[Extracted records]
--

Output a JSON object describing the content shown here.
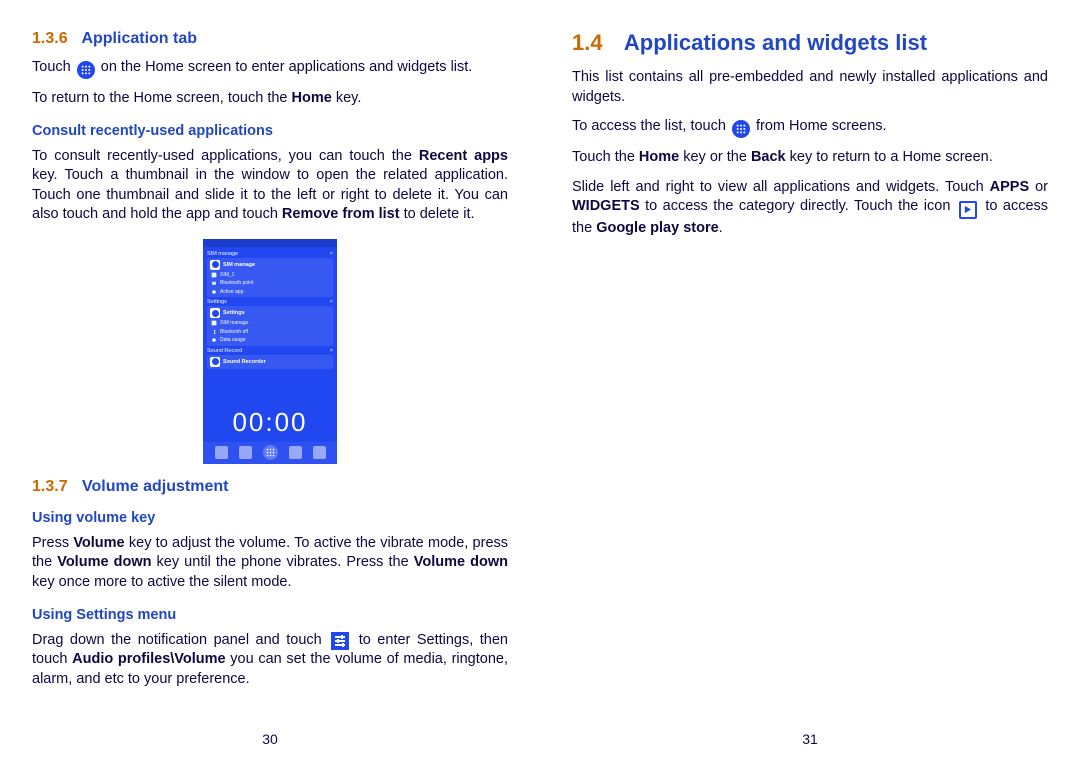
{
  "left": {
    "sec136": {
      "num": "1.3.6",
      "title": "Application tab"
    },
    "p1_a": "Touch",
    "p1_b": "on the Home screen to enter applications and widgets list.",
    "p2_a": "To return to the Home screen, touch the ",
    "p2_b": "Home",
    "p2_c": " key.",
    "h_consult": "Consult recently-used applications",
    "p3_a": "To consult recently-used applications, you can touch the ",
    "p3_b": "Recent apps",
    "p3_c": " key. Touch a thumbnail in the window to open the related application. Touch one thumbnail and slide it to the left or right to delete it. You can also touch and hold the app and touch ",
    "p3_d": "Remove from list",
    "p3_e": " to delete it.",
    "phone": {
      "section1": "SIM manage",
      "card1_title": "SIM manage",
      "card1_rows": [
        "SIM_1",
        "Bluetooth point",
        "Active app"
      ],
      "section2": "Settings",
      "card2_title": "Settings",
      "card2_rows": [
        "SIM manage",
        "Bluetooth off",
        "Data usage"
      ],
      "section3": "Sound Record",
      "card3_title": "Sound Recorder",
      "clock": "00:00"
    },
    "sec137": {
      "num": "1.3.7",
      "title": "Volume adjustment"
    },
    "h_vk": "Using volume key",
    "p4_a": "Press ",
    "p4_b": "Volume",
    "p4_c": " key to adjust the volume. To active the vibrate mode, press the ",
    "p4_d": "Volume down",
    "p4_e": " key until the phone vibrates. Press the ",
    "p4_f": "Volume down",
    "p4_g": " key once more to active the silent mode.",
    "h_sm": "Using Settings menu",
    "p5_a": "Drag down the notification panel and touch ",
    "p5_b": " to enter Settings, then touch ",
    "p5_c": "Audio profiles\\Volume",
    "p5_d": " you can set the volume of media, ringtone, alarm, and etc to your preference.",
    "page_no": "30"
  },
  "right": {
    "sec14": {
      "num": "1.4",
      "title": "Applications and widgets list"
    },
    "p1": "This list contains all pre-embedded and newly installed applications and widgets.",
    "p2_a": "To access the list, touch",
    "p2_b": "from Home screens.",
    "p3_a": "Touch the ",
    "p3_b": "Home",
    "p3_c": " key or the ",
    "p3_d": "Back",
    "p3_e": " key to return to a Home screen.",
    "p4_a": "Slide left and right to view all applications and widgets. Touch ",
    "p4_b": "APPS",
    "p4_c": " or ",
    "p4_d": "WIDGETS",
    "p4_e": " to access the category directly. Touch the icon",
    "p4_f": "to access the ",
    "p4_g": "Google play store",
    "p4_h": ".",
    "page_no": "31"
  }
}
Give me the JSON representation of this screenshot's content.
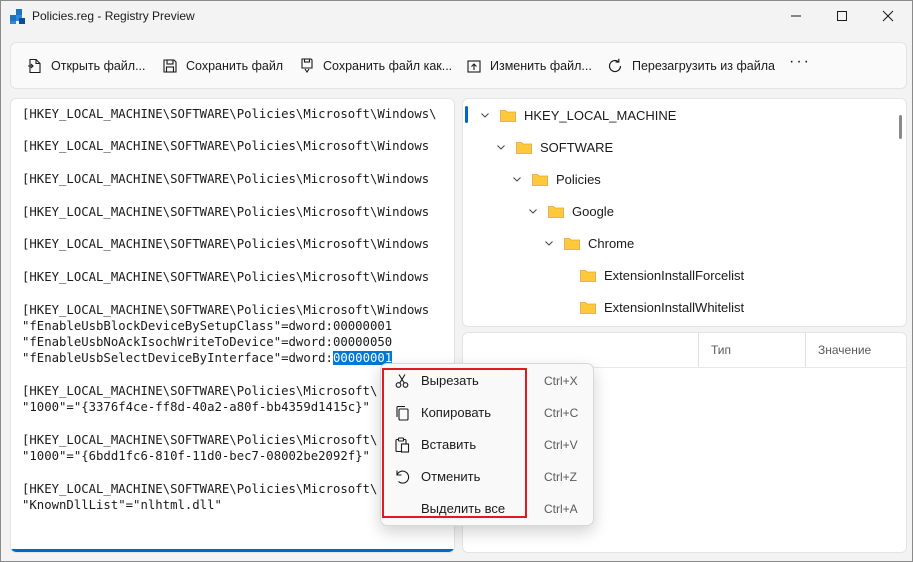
{
  "window": {
    "title": "Policies.reg - Registry Preview"
  },
  "toolbar": {
    "open_label": "Открыть файл...",
    "save_label": "Сохранить файл",
    "save_as_label": "Сохранить файл как...",
    "edit_label": "Изменить файл...",
    "reload_label": "Перезагрузить из файла",
    "more_label": "···"
  },
  "editor": {
    "lines": [
      "[HKEY_LOCAL_MACHINE\\SOFTWARE\\Policies\\Microsoft\\Windows\\",
      "[HKEY_LOCAL_MACHINE\\SOFTWARE\\Policies\\Microsoft\\Windows",
      "[HKEY_LOCAL_MACHINE\\SOFTWARE\\Policies\\Microsoft\\Windows",
      "[HKEY_LOCAL_MACHINE\\SOFTWARE\\Policies\\Microsoft\\Windows",
      "[HKEY_LOCAL_MACHINE\\SOFTWARE\\Policies\\Microsoft\\Windows",
      "[HKEY_LOCAL_MACHINE\\SOFTWARE\\Policies\\Microsoft\\Windows",
      "[HKEY_LOCAL_MACHINE\\SOFTWARE\\Policies\\Microsoft\\Windows",
      "\"fEnableUsbBlockDeviceBySetupClass\"=dword:00000001",
      "\"fEnableUsbNoAckIsochWriteToDevice\"=dword:00000050",
      "\"fEnableUsbSelectDeviceByInterface\"=dword:",
      "[HKEY_LOCAL_MACHINE\\SOFTWARE\\Policies\\Microsoft\\",
      "\"1000\"=\"{3376f4ce-ff8d-40a2-a80f-bb4359d1415c}\"",
      "[HKEY_LOCAL_MACHINE\\SOFTWARE\\Policies\\Microsoft\\",
      "\"1000\"=\"{6bdd1fc6-810f-11d0-bec7-08002be2092f}\"",
      "[HKEY_LOCAL_MACHINE\\SOFTWARE\\Policies\\Microsoft\\",
      "\"KnownDllList\"=\"nlhtml.dll\""
    ],
    "selected_text": "00000001"
  },
  "tree": {
    "items": [
      {
        "label": "HKEY_LOCAL_MACHINE"
      },
      {
        "label": "SOFTWARE"
      },
      {
        "label": "Policies"
      },
      {
        "label": "Google"
      },
      {
        "label": "Chrome"
      },
      {
        "label": "ExtensionInstallForcelist"
      },
      {
        "label": "ExtensionInstallWhitelist"
      }
    ]
  },
  "values_table": {
    "columns": [
      "",
      "Тип",
      "Значение"
    ]
  },
  "context_menu": {
    "items": [
      {
        "label": "Вырезать",
        "shortcut": "Ctrl+X",
        "icon": "cut-icon"
      },
      {
        "label": "Копировать",
        "shortcut": "Ctrl+C",
        "icon": "copy-icon"
      },
      {
        "label": "Вставить",
        "shortcut": "Ctrl+V",
        "icon": "paste-icon"
      },
      {
        "label": "Отменить",
        "shortcut": "Ctrl+Z",
        "icon": "undo-icon"
      },
      {
        "label": "Выделить все",
        "shortcut": "Ctrl+A",
        "icon": ""
      }
    ]
  },
  "colors": {
    "accent": "#0067c0",
    "selection": "#0078d4",
    "folder": "#ffc83d",
    "annotation": "#e01a22"
  }
}
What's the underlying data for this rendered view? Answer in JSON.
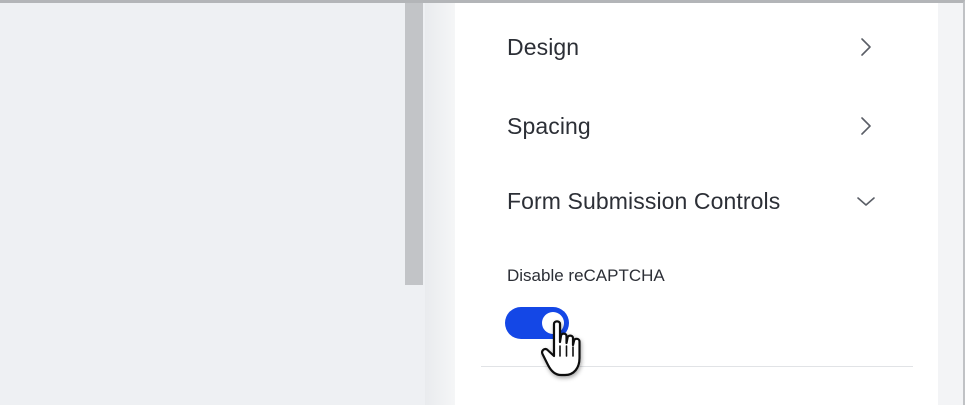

--

→ **Your task**:
Nothing in the entries should change as you copy them, except that the pictures are left out.

→ **Response for this exercise**:
Output a JSON object describing the content shown here.
{
  "left": {
    "sec136": {
      "num": "1.3.6",
      "title": "Application tab"
    },
    "p1_a": "Touch",
    "p1_b": "on the Home screen to enter applications and widgets list.",
    "p2_a": "To return to the Home screen, touch the ",
    "p2_b": "Home",
    "p2_c": " key.",
    "h_consult": "Consult recently-used applications",
    "p3_a": "To consult recently-used applications, you can touch the ",
    "p3_b": "Recent apps",
    "p3_c": " key. Touch a thumbnail in the window to open the related application. Touch one thumbnail and slide it to the left or right to delete it. You can also touch and hold the app and touch ",
    "p3_d": "Remove from list",
    "p3_e": " to delete it.",
    "phone": {
      "section1": "SIM manage",
      "card1_title": "SIM manage",
      "card1_rows": [
        "SIM_1",
        "Bluetooth point",
        "Active app"
      ],
      "section2": "Settings",
      "card2_title": "Settings",
      "card2_rows": [
        "SIM manage",
        "Bluetooth off",
        "Data usage"
      ],
      "section3": "Sound Record",
      "card3_title": "Sound Recorder",
      "clock": "00:00"
    },
    "sec137": {
      "num": "1.3.7",
      "title": "Volume adjustment"
    },
    "h_vk": "Using volume key",
    "p4_a": "Press ",
    "p4_b": "Volume",
    "p4_c": " key to adjust the volume. To active the vibrate mode, press the ",
    "p4_d": "Volume down",
    "p4_e": " key until the phone vibrates. Press the ",
    "p4_f": "Volume down",
    "p4_g": " key once more to active the silent mode.",
    "h_sm": "Using Settings menu",
    "p5_a": "Drag down the notification panel and touch ",
    "p5_b": " to enter Settings, then touch ",
    "p5_c": "Audio profiles\\Volume",
    "p5_d": " you can set the volume of media, ringtone, alarm, and etc to your preference.",
    "page_no": "30"
  },
  "right": {
    "sec14": {
      "num": "1.4",
      "title": "Applications and widgets list"
    },
    "p1": "This list contains all pre-embedded and newly installed applications and widgets.",
    "p2_a": "To access the list, touch",
    "p2_b": "from Home screens.",
    "p3_a": "Touch the ",
    "p3_b": "Home",
    "p3_c": " key or the ",
    "p3_d": "Back",
    "p3_e": " key to return to a Home screen.",
    "p4_a": "Slide left and right to view all applications and widgets. Touch ",
    "p4_b": "APPS",
    "p4_c": " or ",
    "p4_d": "WIDGETS",
    "p4_e": " to access the category directly. Touch the icon",
    "p4_f": "to access the ",
    "p4_g": "Google play store",
    "p4_h": ".",
    "page_no": "31"
  }
}
Give me the JSON representation of this screenshot's content.
{
  "window": {
    "title": "Policies.reg - Registry Preview"
  },
  "toolbar": {
    "open_label": "Открыть файл...",
    "save_label": "Сохранить файл",
    "save_as_label": "Сохранить файл как...",
    "edit_label": "Изменить файл...",
    "reload_label": "Перезагрузить из файла",
    "more_label": "···"
  },
  "editor": {
    "lines": [
      "[HKEY_LOCAL_MACHINE\\SOFTWARE\\Policies\\Microsoft\\Windows\\",
      "[HKEY_LOCAL_MACHINE\\SOFTWARE\\Policies\\Microsoft\\Windows",
      "[HKEY_LOCAL_MACHINE\\SOFTWARE\\Policies\\Microsoft\\Windows",
      "[HKEY_LOCAL_MACHINE\\SOFTWARE\\Policies\\Microsoft\\Windows",
      "[HKEY_LOCAL_MACHINE\\SOFTWARE\\Policies\\Microsoft\\Windows",
      "[HKEY_LOCAL_MACHINE\\SOFTWARE\\Policies\\Microsoft\\Windows",
      "[HKEY_LOCAL_MACHINE\\SOFTWARE\\Policies\\Microsoft\\Windows",
      "\"fEnableUsbBlockDeviceBySetupClass\"=dword:00000001",
      "\"fEnableUsbNoAckIsochWriteToDevice\"=dword:00000050",
      "\"fEnableUsbSelectDeviceByInterface\"=dword:",
      "[HKEY_LOCAL_MACHINE\\SOFTWARE\\Policies\\Microsoft\\",
      "\"1000\"=\"{3376f4ce-ff8d-40a2-a80f-bb4359d1415c}\"",
      "[HKEY_LOCAL_MACHINE\\SOFTWARE\\Policies\\Microsoft\\",
      "\"1000\"=\"{6bdd1fc6-810f-11d0-bec7-08002be2092f}\"",
      "[HKEY_LOCAL_MACHINE\\SOFTWARE\\Policies\\Microsoft\\",
      "\"KnownDllList\"=\"nlhtml.dll\""
    ],
    "selected_text": "00000001"
  },
  "tree": {
    "items": [
      {
        "label": "HKEY_LOCAL_MACHINE"
      },
      {
        "label": "SOFTWARE"
      },
      {
        "label": "Policies"
      },
      {
        "label": "Google"
      },
      {
        "label": "Chrome"
      },
      {
        "label": "ExtensionInstallForcelist"
      },
      {
        "label": "ExtensionInstallWhitelist"
      }
    ]
  },
  "values_table": {
    "columns": [
      "",
      "Тип",
      "Значение"
    ]
  },
  "context_menu": {
    "items": [
      {
        "label": "Вырезать",
        "shortcut": "Ctrl+X",
        "icon": "cut-icon"
      },
      {
        "label": "Копировать",
        "shortcut": "Ctrl+C",
        "icon": "copy-icon"
      },
      {
        "label": "Вставить",
        "shortcut": "Ctrl+V",
        "icon": "paste-icon"
      },
      {
        "label": "Отменить",
        "shortcut": "Ctrl+Z",
        "icon": "undo-icon"
      },
      {
        "label": "Выделить все",
        "shortcut": "Ctrl+A",
        "icon": ""
      }
    ]
  },
  "colors": {
    "accent": "#0067c0",
    "selection": "#0078d4",
    "folder": "#ffc83d",
    "annotation": "#e01a22"
  }
}
What's the underlying data for this rendered view? Answer in JSON.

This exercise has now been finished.